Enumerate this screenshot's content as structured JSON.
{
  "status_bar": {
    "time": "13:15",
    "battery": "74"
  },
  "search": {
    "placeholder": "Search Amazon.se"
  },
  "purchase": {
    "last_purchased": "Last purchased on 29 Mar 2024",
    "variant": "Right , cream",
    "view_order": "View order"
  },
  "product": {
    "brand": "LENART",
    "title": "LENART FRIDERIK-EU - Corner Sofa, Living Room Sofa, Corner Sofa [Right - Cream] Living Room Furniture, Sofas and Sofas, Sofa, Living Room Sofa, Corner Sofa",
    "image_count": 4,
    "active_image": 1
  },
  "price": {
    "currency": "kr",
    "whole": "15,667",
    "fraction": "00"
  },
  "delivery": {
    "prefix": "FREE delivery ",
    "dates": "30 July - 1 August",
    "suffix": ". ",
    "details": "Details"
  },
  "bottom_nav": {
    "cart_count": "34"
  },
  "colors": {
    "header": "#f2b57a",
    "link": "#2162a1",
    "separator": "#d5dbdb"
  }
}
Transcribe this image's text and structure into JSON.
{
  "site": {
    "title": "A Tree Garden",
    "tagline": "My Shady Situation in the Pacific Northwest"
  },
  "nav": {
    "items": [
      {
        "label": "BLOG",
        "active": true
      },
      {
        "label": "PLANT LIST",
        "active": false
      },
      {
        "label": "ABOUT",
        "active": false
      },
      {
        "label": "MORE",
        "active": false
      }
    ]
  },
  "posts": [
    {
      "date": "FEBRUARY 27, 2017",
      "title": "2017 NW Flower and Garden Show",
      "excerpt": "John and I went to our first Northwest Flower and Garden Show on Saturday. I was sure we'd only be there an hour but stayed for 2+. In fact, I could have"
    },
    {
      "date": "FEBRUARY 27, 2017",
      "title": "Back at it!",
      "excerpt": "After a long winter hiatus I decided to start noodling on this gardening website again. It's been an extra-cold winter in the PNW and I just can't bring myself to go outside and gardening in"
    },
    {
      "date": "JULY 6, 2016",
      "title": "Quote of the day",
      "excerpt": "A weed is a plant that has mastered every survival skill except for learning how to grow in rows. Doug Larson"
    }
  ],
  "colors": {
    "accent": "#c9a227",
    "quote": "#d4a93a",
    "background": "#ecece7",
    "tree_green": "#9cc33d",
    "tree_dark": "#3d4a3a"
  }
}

### Exercise details
From the listing, copy each line containing the word "LENART".

### Complete response
    "brand": "LENART",
    "title": "LENART FRIDERIK-EU - Corner Sofa, Living Room Sofa, Corner Sofa [Right - Cream] Living Room Furniture, Sofas and Sofas, Sofa, Living Room Sofa, Corner Sofa",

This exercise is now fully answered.